• _WHAT TO PRODUCE_
Copy the records below exactly, leaving out any pictures.

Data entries

↓↓↓

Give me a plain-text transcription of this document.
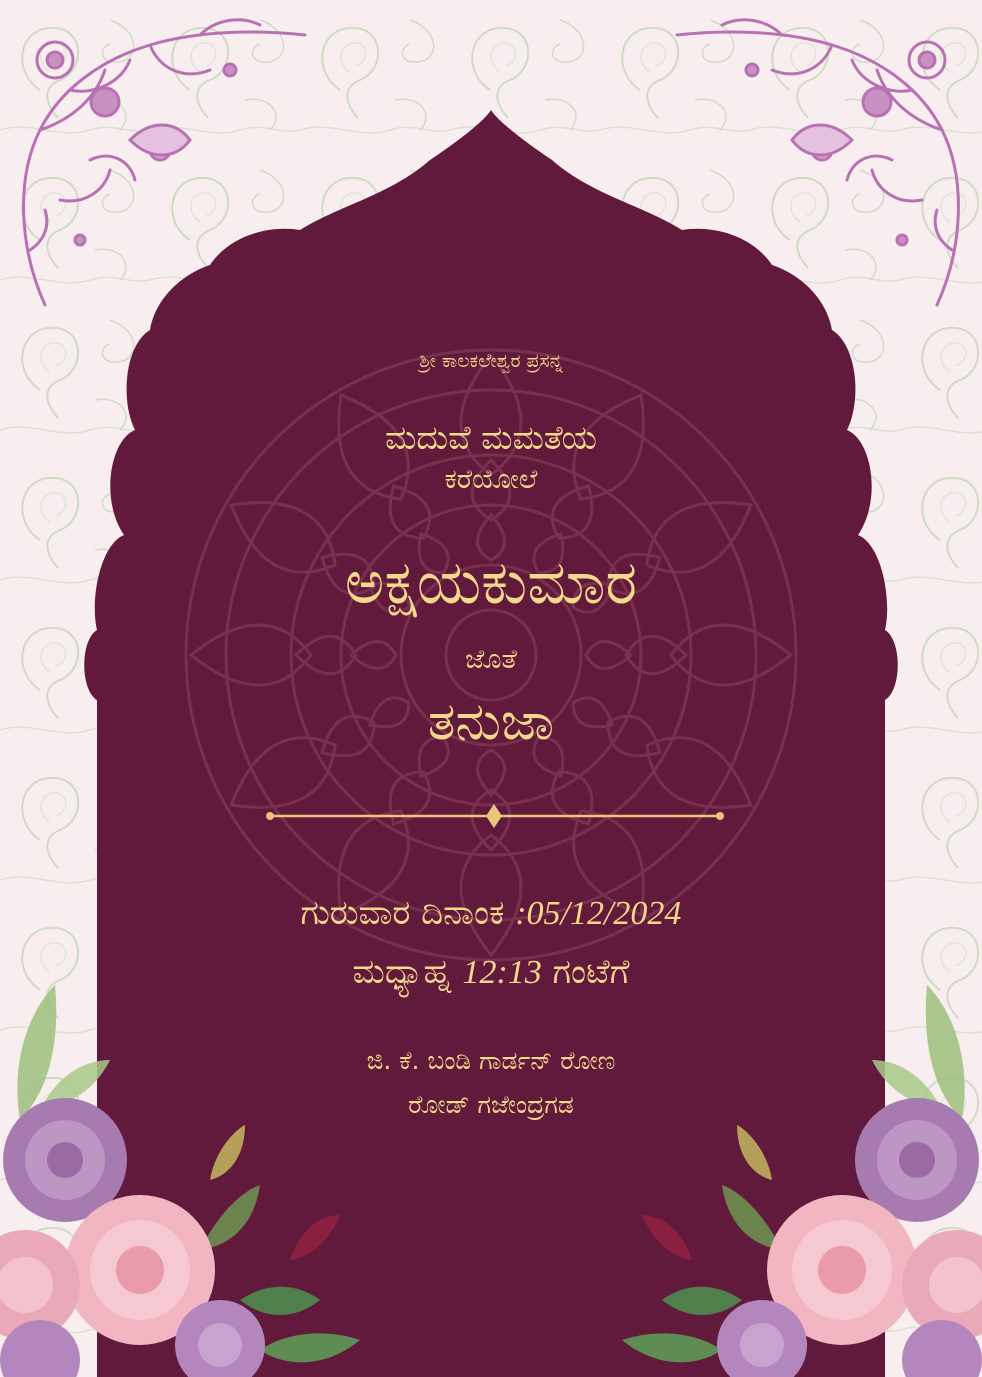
ಶ್ರೀ ಕಾಲಕಲೇಶ್ವರ ಪ್ರಸನ್ನ

ಮದುವೆ ಮಮತೆಯ

ಕರೆಯೋಲೆ

ಅಕ್ಷಯಕುಮಾರ

ಜೊತೆ

ತನುಜಾ

ಗುರುವಾರ ದಿನಾಂಕ :05/12/2024

ಮಧ್ಯಾಹ್ನ 12:13 ಗಂಟೆಗೆ

ಜಿ. ಕೆ. ಬಂಡಿ ಗಾರ್ಡನ್ ರೋಣ

ರೋಡ್ ಗಜೇಂದ್ರಗಡ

↑↑↑

• _SOLUTION TO THE PROBLEM_
Give me a plain-text transcription of this document.
ಶ್ರೀ ಕಾಲಕಲೇಶ್ವರ ಪ್ರಸನ್ನ

ಮದುವೆ ಮಮತೆಯ

ಕರೆಯೋಲೆ

ಅಕ್ಷಯಕುಮಾರ

ಜೊತೆ

ತನುಜಾ

ಗುರುವಾರ ದಿನಾಂಕ :05/12/2024

ಮಧ್ಯಾಹ್ನ 12:13 ಗಂಟೆಗೆ

ಜಿ. ಕೆ. ಬಂಡಿ ಗಾರ್ಡನ್ ರೋಣ

ರೋಡ್ ಗಜೇಂದ್ರಗಡ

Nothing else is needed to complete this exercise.